Type out the records that follow, exactly as given.
-- Start Information shown --
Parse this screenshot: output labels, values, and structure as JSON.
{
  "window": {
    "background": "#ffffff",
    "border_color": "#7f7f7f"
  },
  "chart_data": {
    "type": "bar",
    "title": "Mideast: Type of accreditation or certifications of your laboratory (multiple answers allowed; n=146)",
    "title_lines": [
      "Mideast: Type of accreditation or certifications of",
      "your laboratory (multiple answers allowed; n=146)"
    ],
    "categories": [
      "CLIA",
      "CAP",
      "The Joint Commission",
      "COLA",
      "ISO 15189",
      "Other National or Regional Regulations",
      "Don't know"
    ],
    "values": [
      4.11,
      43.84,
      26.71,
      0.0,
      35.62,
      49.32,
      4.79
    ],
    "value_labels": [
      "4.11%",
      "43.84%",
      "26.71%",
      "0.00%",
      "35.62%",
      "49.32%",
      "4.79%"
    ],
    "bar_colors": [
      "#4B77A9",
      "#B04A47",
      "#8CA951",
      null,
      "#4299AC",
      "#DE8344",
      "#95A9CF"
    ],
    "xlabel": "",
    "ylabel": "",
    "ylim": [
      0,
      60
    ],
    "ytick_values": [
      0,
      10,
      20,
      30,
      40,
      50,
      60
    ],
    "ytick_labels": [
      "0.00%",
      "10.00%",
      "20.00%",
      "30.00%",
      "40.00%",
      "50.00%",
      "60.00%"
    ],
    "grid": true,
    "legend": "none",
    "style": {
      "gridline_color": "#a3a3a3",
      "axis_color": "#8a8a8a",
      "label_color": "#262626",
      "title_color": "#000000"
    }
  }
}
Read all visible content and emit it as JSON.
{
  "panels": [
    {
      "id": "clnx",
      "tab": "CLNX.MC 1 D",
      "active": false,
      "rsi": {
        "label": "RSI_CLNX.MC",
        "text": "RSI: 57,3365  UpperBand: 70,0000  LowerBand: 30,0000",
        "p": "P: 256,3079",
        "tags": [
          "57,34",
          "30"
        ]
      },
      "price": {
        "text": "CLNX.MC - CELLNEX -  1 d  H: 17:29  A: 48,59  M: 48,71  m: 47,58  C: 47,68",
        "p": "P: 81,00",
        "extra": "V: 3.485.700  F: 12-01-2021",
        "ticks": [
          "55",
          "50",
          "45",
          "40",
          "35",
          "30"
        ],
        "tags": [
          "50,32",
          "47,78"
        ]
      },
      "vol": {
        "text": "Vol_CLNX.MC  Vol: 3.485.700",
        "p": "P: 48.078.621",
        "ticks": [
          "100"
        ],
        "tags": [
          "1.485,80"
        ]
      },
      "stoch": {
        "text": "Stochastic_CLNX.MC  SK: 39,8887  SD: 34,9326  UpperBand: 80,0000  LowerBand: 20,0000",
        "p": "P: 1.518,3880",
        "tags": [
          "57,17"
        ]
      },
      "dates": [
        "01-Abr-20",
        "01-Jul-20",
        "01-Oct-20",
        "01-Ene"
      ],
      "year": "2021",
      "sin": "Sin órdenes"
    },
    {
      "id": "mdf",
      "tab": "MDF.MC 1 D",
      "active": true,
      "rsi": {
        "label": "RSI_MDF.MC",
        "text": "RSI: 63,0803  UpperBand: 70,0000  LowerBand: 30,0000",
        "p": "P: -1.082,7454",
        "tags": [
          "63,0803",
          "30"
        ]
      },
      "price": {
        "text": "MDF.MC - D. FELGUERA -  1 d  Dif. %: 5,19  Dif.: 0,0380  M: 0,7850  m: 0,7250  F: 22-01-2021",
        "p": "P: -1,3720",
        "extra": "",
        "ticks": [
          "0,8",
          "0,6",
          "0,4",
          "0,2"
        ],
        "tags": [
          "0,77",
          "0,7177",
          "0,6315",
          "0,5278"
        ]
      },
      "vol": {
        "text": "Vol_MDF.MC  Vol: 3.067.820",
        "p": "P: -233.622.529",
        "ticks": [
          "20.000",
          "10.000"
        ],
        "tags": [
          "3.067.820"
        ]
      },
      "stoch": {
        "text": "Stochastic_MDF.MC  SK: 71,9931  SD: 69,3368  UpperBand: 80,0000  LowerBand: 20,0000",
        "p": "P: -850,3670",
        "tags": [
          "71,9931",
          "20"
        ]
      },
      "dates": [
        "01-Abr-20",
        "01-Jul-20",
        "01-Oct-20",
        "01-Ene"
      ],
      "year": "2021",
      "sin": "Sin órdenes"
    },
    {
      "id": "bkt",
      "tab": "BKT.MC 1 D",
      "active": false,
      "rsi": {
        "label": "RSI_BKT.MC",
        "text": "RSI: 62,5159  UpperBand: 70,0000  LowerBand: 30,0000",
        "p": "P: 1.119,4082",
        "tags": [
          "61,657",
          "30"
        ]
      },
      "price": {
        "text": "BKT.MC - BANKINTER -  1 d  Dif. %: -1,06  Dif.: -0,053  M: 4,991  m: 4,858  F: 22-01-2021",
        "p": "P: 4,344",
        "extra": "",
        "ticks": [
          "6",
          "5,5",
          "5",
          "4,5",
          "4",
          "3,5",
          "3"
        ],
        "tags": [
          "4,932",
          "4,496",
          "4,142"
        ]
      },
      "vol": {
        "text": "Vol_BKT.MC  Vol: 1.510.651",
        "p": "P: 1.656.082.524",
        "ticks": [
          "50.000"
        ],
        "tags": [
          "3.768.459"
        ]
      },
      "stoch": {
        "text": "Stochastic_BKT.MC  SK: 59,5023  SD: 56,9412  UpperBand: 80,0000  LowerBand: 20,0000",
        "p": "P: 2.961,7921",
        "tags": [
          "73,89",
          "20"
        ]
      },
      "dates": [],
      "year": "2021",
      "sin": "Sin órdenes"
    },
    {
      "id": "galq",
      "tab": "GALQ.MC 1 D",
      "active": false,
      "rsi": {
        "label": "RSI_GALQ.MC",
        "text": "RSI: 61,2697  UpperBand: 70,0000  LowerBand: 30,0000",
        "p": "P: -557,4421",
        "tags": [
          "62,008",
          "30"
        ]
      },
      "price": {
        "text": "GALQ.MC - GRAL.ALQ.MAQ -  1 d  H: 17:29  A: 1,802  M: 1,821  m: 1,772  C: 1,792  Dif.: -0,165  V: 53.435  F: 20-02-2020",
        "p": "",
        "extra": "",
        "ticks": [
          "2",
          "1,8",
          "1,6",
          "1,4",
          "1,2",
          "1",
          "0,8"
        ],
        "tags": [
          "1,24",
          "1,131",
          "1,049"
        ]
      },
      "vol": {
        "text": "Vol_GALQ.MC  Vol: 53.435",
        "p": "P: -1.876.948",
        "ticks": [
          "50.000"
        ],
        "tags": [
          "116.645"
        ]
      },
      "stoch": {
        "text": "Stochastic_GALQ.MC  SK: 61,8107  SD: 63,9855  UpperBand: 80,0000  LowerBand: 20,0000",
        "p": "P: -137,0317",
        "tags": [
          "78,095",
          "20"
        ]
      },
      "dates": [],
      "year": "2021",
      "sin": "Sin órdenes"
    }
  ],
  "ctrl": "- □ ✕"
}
-- End Information shown --
Reply:
Parse this screenshot: output labels, values, and structure as JSON.
{
  "window": {
    "background": "#ffffff",
    "border_color": "#7f7f7f"
  },
  "chart_data": {
    "type": "bar",
    "title": "Mideast: Type of accreditation or certifications of your laboratory (multiple answers allowed; n=146)",
    "title_lines": [
      "Mideast: Type of accreditation or certifications of",
      "your laboratory (multiple answers allowed; n=146)"
    ],
    "categories": [
      "CLIA",
      "CAP",
      "The Joint Commission",
      "COLA",
      "ISO 15189",
      "Other National or Regional Regulations",
      "Don't know"
    ],
    "values": [
      4.11,
      43.84,
      26.71,
      0.0,
      35.62,
      49.32,
      4.79
    ],
    "value_labels": [
      "4.11%",
      "43.84%",
      "26.71%",
      "0.00%",
      "35.62%",
      "49.32%",
      "4.79%"
    ],
    "bar_colors": [
      "#4B77A9",
      "#B04A47",
      "#8CA951",
      null,
      "#4299AC",
      "#DE8344",
      "#95A9CF"
    ],
    "xlabel": "",
    "ylabel": "",
    "ylim": [
      0,
      60
    ],
    "ytick_values": [
      0,
      10,
      20,
      30,
      40,
      50,
      60
    ],
    "ytick_labels": [
      "0.00%",
      "10.00%",
      "20.00%",
      "30.00%",
      "40.00%",
      "50.00%",
      "60.00%"
    ],
    "grid": true,
    "legend": "none",
    "style": {
      "gridline_color": "#a3a3a3",
      "axis_color": "#8a8a8a",
      "label_color": "#262626",
      "title_color": "#000000"
    }
  }
}
Read all visible content and emit it as JSON.
{
  "panels": [
    {
      "id": "clnx",
      "tab": "CLNX.MC 1 D",
      "active": false,
      "rsi": {
        "label": "RSI_CLNX.MC",
        "text": "RSI: 57,3365  UpperBand: 70,0000  LowerBand: 30,0000",
        "p": "P: 256,3079",
        "tags": [
          "57,34",
          "30"
        ]
      },
      "price": {
        "text": "CLNX.MC - CELLNEX -  1 d  H: 17:29  A: 48,59  M: 48,71  m: 47,58  C: 47,68",
        "p": "P: 81,00",
        "extra": "V: 3.485.700  F: 12-01-2021",
        "ticks": [
          "55",
          "50",
          "45",
          "40",
          "35",
          "30"
        ],
        "tags": [
          "50,32",
          "47,78"
        ]
      },
      "vol": {
        "text": "Vol_CLNX.MC  Vol: 3.485.700",
        "p": "P: 48.078.621",
        "ticks": [
          "100"
        ],
        "tags": [
          "1.485,80"
        ]
      },
      "stoch": {
        "text": "Stochastic_CLNX.MC  SK: 39,8887  SD: 34,9326  UpperBand: 80,0000  LowerBand: 20,0000",
        "p": "P: 1.518,3880",
        "tags": [
          "57,17"
        ]
      },
      "dates": [
        "01-Abr-20",
        "01-Jul-20",
        "01-Oct-20",
        "01-Ene"
      ],
      "year": "2021",
      "sin": "Sin órdenes"
    },
    {
      "id": "mdf",
      "tab": "MDF.MC 1 D",
      "active": true,
      "rsi": {
        "label": "RSI_MDF.MC",
        "text": "RSI: 63,0803  UpperBand: 70,0000  LowerBand: 30,0000",
        "p": "P: -1.082,7454",
        "tags": [
          "63,0803",
          "30"
        ]
      },
      "price": {
        "text": "MDF.MC - D. FELGUERA -  1 d  Dif. %: 5,19  Dif.: 0,0380  M: 0,7850  m: 0,7250  F: 22-01-2021",
        "p": "P: -1,3720",
        "extra": "",
        "ticks": [
          "0,8",
          "0,6",
          "0,4",
          "0,2"
        ],
        "tags": [
          "0,77",
          "0,7177",
          "0,6315",
          "0,5278"
        ]
      },
      "vol": {
        "text": "Vol_MDF.MC  Vol: 3.067.820",
        "p": "P: -233.622.529",
        "ticks": [
          "20.000",
          "10.000"
        ],
        "tags": [
          "3.067.820"
        ]
      },
      "stoch": {
        "text": "Stochastic_MDF.MC  SK: 71,9931  SD: 69,3368  UpperBand: 80,0000  LowerBand: 20,0000",
        "p": "P: -850,3670",
        "tags": [
          "71,9931",
          "20"
        ]
      },
      "dates": [
        "01-Abr-20",
        "01-Jul-20",
        "01-Oct-20",
        "01-Ene"
      ],
      "year": "2021",
      "sin": "Sin órdenes"
    },
    {
      "id": "bkt",
      "tab": "BKT.MC 1 D",
      "active": false,
      "rsi": {
        "label": "RSI_BKT.MC",
        "text": "RSI: 62,5159  UpperBand: 70,0000  LowerBand: 30,0000",
        "p": "P: 1.119,4082",
        "tags": [
          "61,657",
          "30"
        ]
      },
      "price": {
        "text": "BKT.MC - BANKINTER -  1 d  Dif. %: -1,06  Dif.: -0,053  M: 4,991  m: 4,858  F: 22-01-2021",
        "p": "P: 4,344",
        "extra": "",
        "ticks": [
          "6",
          "5,5",
          "5",
          "4,5",
          "4",
          "3,5",
          "3"
        ],
        "tags": [
          "4,932",
          "4,496",
          "4,142"
        ]
      },
      "vol": {
        "text": "Vol_BKT.MC  Vol: 1.510.651",
        "p": "P: 1.656.082.524",
        "ticks": [
          "50.000"
        ],
        "tags": [
          "3.768.459"
        ]
      },
      "stoch": {
        "text": "Stochastic_BKT.MC  SK: 59,5023  SD: 56,9412  UpperBand: 80,0000  LowerBand: 20,0000",
        "p": "P: 2.961,7921",
        "tags": [
          "73,89",
          "20"
        ]
      },
      "dates": [],
      "year": "2021",
      "sin": "Sin órdenes"
    },
    {
      "id": "galq",
      "tab": "GALQ.MC 1 D",
      "active": false,
      "rsi": {
        "label": "RSI_GALQ.MC",
        "text": "RSI: 61,2697  UpperBand: 70,0000  LowerBand: 30,0000",
        "p": "P: -557,4421",
        "tags": [
          "62,008",
          "30"
        ]
      },
      "price": {
        "text": "GALQ.MC - GRAL.ALQ.MAQ -  1 d  H: 17:29  A: 1,802  M: 1,821  m: 1,772  C: 1,792  Dif.: -0,165  V: 53.435  F: 20-02-2020",
        "p": "",
        "extra": "",
        "ticks": [
          "2",
          "1,8",
          "1,6",
          "1,4",
          "1,2",
          "1",
          "0,8"
        ],
        "tags": [
          "1,24",
          "1,131",
          "1,049"
        ]
      },
      "vol": {
        "text": "Vol_GALQ.MC  Vol: 53.435",
        "p": "P: -1.876.948",
        "ticks": [
          "50.000"
        ],
        "tags": [
          "116.645"
        ]
      },
      "stoch": {
        "text": "Stochastic_GALQ.MC  SK: 61,8107  SD: 63,9855  UpperBand: 80,0000  LowerBand: 20,0000",
        "p": "P: -137,0317",
        "tags": [
          "78,095",
          "20"
        ]
      },
      "dates": [],
      "year": "2021",
      "sin": "Sin órdenes"
    }
  ],
  "ctrl": "- □ ✕"
}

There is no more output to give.